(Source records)
__________
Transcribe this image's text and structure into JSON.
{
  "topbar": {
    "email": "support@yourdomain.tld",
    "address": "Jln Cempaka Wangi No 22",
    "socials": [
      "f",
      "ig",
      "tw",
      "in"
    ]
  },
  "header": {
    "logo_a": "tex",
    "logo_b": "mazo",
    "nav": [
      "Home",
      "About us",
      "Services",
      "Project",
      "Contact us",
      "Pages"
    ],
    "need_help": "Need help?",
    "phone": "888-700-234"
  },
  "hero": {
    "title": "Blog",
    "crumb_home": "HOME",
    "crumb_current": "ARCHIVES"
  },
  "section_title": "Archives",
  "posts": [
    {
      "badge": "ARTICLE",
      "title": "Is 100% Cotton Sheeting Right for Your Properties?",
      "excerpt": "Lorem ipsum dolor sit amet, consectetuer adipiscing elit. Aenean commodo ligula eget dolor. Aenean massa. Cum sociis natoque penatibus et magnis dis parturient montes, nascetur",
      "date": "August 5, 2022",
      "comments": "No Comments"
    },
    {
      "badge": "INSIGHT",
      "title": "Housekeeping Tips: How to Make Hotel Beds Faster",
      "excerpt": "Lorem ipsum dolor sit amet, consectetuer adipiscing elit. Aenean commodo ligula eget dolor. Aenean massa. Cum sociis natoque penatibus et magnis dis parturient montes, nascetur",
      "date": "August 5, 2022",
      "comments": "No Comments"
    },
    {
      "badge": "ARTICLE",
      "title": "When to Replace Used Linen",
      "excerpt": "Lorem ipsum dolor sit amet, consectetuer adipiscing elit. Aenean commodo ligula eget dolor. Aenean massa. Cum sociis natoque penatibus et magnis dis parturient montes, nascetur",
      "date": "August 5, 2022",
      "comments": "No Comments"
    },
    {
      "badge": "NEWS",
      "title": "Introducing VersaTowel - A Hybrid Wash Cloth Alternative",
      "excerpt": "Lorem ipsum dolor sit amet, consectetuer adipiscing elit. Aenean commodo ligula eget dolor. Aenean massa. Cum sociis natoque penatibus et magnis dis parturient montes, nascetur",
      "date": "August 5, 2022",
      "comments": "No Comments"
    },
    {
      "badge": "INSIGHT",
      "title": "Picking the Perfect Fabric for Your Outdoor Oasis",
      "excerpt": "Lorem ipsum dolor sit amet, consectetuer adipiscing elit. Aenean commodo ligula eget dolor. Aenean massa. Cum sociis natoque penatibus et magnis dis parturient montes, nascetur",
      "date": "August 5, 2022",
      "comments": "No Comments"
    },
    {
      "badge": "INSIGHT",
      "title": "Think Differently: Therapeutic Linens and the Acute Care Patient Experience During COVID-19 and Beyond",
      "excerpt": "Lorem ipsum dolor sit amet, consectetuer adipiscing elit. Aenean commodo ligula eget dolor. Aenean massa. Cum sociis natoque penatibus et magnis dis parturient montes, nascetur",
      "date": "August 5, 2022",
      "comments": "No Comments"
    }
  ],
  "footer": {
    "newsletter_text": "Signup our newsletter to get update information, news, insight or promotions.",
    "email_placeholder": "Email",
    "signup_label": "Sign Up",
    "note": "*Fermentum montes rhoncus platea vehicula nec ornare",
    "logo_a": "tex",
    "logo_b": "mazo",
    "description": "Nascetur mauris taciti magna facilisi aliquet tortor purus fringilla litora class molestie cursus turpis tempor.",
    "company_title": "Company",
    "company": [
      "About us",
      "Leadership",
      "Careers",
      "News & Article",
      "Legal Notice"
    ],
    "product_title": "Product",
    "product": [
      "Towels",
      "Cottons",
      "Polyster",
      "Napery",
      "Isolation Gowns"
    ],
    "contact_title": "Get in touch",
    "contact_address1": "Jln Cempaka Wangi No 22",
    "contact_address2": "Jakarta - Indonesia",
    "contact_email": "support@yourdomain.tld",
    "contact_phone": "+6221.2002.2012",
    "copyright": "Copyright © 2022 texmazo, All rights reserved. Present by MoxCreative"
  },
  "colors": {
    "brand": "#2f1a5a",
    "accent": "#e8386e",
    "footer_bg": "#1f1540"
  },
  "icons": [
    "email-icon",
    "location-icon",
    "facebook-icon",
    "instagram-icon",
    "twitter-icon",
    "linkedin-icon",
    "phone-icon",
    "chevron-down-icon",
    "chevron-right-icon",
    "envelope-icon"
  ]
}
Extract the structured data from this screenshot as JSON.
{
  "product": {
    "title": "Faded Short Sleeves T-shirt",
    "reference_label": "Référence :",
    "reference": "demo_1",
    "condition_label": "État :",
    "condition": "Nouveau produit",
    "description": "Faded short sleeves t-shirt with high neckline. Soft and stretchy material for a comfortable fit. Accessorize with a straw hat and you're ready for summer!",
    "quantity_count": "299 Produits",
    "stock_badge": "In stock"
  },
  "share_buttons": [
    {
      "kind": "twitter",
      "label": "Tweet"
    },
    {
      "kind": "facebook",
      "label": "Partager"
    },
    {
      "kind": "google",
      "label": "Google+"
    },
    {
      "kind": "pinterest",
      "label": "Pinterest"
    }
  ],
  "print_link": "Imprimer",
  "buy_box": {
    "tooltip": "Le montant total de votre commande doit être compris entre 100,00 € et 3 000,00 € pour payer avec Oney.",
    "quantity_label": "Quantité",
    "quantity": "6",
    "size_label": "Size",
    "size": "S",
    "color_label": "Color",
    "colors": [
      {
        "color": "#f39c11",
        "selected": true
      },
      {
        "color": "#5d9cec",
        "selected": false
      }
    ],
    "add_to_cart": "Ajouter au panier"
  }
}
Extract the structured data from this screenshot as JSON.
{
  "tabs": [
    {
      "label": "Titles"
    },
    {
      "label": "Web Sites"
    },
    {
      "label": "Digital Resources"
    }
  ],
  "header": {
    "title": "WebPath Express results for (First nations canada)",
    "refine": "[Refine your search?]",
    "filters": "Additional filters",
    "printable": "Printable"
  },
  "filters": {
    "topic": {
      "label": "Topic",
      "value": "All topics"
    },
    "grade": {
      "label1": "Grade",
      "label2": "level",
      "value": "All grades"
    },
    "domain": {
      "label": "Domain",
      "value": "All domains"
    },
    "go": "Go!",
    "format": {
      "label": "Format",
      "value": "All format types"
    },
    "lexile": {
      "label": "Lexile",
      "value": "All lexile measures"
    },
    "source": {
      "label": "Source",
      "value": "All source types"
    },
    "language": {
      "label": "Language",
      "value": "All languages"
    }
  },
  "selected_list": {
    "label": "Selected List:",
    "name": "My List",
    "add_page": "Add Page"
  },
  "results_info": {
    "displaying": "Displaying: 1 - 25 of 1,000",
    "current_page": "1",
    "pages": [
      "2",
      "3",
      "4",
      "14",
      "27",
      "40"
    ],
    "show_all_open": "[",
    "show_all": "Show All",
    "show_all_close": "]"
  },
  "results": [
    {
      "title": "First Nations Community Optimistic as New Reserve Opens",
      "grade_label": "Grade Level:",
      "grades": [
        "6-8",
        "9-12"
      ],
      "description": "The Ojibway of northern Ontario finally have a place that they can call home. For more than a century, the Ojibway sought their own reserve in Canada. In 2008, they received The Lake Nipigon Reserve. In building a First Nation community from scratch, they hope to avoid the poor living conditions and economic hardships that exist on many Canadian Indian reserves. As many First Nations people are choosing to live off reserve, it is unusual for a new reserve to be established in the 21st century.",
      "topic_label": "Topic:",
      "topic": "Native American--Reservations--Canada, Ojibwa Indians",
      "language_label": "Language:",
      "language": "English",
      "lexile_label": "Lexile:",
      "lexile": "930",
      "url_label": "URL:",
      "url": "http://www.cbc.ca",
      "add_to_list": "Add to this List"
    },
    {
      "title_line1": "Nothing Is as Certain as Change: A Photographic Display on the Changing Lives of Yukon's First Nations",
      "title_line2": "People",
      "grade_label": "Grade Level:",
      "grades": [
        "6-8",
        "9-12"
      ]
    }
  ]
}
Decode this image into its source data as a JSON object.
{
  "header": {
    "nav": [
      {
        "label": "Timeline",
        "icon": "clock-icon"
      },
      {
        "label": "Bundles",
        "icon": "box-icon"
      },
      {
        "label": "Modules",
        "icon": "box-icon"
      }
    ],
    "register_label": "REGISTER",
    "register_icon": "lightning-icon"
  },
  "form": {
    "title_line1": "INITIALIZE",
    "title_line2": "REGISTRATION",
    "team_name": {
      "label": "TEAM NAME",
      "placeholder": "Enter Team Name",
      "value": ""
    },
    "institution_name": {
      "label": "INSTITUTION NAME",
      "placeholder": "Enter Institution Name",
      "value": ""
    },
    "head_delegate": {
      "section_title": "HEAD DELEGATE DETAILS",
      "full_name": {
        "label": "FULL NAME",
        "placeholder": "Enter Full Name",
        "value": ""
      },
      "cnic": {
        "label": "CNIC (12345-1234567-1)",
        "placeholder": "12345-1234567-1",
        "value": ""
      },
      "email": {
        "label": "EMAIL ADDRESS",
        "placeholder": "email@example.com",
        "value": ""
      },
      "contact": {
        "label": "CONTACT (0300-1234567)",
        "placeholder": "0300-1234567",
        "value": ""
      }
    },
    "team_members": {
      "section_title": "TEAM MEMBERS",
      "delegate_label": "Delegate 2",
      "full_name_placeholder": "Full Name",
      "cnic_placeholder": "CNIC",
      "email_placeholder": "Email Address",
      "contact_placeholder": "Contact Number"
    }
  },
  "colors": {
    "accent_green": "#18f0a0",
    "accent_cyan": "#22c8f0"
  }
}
__________
Where a line above includes "Cempaka", copy that line.

    "address": "Jln Cempaka Wangi No 22",
    "contact_address1": "Jln Cempaka Wangi No 22",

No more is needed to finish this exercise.